[Start of Material provided]

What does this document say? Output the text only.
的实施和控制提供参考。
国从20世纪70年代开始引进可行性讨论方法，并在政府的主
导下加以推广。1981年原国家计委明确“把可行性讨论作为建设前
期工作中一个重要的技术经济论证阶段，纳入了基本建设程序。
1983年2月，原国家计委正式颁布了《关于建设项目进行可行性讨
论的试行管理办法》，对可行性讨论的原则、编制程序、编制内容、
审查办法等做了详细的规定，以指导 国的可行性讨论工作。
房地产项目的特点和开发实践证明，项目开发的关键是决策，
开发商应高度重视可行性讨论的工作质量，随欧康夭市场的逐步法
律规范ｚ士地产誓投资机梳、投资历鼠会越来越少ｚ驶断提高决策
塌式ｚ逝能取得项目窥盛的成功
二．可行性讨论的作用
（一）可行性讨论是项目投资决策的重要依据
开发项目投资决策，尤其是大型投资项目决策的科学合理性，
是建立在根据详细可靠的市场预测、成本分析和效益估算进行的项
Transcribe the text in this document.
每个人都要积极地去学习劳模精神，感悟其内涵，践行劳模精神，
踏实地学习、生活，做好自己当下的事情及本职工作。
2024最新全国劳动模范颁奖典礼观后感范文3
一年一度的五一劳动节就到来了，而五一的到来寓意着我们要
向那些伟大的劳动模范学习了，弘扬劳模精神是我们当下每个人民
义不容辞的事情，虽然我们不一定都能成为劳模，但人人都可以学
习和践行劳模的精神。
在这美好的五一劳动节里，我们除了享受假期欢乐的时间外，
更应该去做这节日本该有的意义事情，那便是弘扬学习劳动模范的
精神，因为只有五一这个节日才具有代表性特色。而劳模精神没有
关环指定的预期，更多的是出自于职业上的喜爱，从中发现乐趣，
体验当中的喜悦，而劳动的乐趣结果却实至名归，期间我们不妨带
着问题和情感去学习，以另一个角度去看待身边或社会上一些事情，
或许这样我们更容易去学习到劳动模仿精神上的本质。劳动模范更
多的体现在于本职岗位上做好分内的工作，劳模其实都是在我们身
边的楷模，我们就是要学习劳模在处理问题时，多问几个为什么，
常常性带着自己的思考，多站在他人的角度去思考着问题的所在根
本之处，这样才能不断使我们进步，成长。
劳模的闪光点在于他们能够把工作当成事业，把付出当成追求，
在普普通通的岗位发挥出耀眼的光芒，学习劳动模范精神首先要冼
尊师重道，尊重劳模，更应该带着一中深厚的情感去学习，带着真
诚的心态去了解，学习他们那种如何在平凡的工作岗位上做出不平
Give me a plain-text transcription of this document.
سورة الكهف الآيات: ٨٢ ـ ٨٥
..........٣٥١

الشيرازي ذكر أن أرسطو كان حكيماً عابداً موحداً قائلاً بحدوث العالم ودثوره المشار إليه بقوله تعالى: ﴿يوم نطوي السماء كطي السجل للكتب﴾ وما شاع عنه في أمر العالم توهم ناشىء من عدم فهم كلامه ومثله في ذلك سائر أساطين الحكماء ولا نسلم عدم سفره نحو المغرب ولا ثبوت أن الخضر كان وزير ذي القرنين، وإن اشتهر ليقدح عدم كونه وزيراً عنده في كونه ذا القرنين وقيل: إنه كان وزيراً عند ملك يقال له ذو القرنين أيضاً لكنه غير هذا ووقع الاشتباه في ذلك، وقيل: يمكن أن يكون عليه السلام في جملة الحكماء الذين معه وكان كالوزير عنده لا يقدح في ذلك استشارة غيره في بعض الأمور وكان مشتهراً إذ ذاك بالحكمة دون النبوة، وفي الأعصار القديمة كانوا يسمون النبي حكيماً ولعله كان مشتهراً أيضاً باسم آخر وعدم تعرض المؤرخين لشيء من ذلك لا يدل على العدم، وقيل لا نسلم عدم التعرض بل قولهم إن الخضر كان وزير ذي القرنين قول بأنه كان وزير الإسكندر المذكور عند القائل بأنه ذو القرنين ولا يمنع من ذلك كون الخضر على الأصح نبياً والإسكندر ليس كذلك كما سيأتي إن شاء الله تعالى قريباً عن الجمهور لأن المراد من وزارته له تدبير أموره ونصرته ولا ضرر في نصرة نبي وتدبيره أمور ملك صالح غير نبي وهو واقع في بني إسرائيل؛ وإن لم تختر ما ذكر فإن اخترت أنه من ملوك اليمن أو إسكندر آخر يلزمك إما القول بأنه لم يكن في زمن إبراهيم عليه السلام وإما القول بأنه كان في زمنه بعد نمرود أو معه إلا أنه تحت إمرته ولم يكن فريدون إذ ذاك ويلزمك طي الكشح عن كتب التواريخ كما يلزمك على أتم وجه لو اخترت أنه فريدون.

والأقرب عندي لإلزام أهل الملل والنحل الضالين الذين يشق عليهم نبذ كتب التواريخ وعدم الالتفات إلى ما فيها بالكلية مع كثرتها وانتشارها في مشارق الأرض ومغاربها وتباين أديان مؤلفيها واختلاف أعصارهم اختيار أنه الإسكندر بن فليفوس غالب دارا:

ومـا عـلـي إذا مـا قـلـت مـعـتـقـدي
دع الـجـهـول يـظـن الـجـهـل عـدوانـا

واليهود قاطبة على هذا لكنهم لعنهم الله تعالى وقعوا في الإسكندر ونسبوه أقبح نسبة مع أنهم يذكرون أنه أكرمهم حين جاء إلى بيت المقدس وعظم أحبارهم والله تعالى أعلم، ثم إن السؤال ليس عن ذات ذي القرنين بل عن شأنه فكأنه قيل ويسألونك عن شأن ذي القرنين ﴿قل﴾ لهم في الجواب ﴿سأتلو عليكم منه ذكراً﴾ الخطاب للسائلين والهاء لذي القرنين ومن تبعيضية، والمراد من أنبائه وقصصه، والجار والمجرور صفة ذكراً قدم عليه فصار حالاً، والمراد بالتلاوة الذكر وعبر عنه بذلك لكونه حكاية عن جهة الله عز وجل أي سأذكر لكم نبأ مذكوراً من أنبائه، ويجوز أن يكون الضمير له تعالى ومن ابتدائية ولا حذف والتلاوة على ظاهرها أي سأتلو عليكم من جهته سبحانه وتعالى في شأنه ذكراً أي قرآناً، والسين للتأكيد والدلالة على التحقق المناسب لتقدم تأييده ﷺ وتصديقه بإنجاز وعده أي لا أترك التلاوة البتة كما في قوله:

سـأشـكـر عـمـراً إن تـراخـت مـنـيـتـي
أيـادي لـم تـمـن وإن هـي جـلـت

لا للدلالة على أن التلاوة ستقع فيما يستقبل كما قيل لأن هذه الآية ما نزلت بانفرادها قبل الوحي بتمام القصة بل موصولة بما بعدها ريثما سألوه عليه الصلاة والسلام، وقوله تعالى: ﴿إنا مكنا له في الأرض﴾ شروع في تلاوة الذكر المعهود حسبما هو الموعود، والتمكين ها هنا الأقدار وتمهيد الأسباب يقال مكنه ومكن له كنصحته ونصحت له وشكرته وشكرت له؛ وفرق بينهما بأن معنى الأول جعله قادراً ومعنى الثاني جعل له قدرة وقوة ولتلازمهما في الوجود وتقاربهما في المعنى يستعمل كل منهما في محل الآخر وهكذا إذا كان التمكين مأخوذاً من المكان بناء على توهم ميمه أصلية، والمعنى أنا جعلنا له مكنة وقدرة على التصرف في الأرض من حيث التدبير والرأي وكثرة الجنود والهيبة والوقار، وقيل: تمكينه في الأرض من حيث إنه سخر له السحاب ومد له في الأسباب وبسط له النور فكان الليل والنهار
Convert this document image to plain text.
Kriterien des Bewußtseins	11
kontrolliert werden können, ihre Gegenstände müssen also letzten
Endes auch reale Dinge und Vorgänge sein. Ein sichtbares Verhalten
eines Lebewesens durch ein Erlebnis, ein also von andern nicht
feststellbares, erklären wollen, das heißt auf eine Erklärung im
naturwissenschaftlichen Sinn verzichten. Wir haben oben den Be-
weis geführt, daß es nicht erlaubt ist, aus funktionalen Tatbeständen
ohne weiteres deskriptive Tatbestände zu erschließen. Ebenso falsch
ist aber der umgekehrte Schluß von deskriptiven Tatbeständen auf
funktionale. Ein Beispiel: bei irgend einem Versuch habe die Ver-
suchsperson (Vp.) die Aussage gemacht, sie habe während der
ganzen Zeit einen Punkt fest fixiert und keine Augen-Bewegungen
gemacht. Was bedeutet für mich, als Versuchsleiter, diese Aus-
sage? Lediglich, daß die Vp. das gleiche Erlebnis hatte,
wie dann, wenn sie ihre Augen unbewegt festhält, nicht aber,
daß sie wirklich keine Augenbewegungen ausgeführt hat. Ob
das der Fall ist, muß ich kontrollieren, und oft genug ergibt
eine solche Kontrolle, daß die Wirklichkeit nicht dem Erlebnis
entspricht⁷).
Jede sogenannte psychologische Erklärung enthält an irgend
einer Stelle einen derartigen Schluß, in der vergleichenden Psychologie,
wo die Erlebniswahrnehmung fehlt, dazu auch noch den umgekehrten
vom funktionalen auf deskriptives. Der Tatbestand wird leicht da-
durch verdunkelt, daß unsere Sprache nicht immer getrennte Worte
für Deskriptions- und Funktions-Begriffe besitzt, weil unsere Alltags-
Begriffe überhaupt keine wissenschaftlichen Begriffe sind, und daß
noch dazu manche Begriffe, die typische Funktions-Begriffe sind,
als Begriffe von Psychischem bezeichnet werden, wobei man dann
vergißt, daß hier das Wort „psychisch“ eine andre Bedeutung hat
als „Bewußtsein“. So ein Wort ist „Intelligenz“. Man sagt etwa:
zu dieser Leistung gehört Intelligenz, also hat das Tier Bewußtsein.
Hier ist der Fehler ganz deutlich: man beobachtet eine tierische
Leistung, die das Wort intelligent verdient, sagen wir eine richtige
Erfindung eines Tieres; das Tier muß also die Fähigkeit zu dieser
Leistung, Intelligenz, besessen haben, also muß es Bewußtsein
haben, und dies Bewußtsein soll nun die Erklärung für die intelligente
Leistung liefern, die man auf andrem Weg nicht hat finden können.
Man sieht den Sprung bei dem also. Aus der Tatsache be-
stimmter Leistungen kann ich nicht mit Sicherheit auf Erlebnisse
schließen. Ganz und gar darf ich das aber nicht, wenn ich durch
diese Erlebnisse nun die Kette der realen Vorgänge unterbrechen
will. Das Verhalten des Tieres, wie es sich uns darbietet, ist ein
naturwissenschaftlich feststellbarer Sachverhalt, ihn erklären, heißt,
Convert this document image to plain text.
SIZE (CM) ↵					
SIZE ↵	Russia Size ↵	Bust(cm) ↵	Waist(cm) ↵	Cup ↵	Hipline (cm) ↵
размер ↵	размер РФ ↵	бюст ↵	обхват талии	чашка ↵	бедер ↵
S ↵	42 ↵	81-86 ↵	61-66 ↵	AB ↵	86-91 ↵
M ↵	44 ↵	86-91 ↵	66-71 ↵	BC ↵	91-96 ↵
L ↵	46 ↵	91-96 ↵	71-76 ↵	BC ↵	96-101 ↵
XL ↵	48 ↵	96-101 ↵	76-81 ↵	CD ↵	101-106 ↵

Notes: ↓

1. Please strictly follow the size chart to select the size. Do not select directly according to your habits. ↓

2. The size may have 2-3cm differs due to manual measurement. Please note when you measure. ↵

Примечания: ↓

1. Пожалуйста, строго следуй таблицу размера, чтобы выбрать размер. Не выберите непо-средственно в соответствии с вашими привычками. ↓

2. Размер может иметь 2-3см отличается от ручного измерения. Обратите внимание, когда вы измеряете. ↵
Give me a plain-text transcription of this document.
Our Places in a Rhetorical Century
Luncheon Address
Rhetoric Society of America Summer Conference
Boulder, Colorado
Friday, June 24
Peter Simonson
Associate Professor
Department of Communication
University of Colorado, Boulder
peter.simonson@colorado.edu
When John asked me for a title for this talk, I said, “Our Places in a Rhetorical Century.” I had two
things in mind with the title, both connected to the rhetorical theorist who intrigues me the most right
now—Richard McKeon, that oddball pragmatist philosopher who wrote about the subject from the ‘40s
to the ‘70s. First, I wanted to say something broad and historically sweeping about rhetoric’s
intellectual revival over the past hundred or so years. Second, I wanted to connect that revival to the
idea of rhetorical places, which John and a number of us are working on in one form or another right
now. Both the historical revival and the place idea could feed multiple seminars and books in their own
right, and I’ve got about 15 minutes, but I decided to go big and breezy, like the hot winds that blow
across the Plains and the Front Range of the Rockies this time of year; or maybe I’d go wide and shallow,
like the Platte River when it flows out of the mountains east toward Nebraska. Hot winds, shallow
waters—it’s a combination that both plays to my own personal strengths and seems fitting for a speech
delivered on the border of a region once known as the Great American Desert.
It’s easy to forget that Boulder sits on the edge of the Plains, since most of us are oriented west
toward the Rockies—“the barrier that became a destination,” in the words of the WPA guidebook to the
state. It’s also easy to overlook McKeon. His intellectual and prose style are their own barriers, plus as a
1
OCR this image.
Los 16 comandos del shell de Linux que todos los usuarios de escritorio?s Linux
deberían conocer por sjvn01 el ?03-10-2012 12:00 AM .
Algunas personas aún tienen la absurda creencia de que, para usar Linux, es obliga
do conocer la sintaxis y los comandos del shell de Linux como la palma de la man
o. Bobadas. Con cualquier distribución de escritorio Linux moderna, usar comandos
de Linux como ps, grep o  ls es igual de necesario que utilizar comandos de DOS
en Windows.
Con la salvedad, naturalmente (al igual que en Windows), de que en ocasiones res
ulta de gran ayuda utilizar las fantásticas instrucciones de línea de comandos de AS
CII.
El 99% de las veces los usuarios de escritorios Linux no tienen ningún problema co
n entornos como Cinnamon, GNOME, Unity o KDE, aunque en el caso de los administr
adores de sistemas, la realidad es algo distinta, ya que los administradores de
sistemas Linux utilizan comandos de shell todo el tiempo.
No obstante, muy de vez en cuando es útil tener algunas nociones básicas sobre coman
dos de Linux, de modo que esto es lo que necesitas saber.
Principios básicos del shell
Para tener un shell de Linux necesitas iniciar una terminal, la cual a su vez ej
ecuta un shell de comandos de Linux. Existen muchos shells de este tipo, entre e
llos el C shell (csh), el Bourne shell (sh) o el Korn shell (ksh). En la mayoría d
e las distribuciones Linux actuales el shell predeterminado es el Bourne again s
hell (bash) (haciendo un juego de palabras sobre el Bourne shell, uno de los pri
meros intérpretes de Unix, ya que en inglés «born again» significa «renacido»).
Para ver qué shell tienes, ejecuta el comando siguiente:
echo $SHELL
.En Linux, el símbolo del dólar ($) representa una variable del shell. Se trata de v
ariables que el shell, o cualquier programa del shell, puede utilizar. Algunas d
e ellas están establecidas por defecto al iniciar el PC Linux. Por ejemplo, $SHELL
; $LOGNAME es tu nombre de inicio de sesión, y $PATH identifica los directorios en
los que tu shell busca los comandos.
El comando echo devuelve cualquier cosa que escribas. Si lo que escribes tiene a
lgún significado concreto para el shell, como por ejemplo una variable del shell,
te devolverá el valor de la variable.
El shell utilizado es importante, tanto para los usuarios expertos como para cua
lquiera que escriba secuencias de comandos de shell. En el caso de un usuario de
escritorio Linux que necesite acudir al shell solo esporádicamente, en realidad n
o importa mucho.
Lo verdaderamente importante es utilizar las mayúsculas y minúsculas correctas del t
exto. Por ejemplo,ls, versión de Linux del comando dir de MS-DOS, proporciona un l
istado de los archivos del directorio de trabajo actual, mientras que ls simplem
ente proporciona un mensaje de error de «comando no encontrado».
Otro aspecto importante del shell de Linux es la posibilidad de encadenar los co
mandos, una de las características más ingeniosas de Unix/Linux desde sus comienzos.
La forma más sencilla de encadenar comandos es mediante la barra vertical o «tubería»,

[End of Material provided]

- [Goal]: Copy every line of the entries above in which "dann" occurs.

- [Result]:
wie dann, wenn sie ihre Augen unbewegt festhält, nicht aber,
als Begriffe von Psychischem bezeichnet werden, wobei man dann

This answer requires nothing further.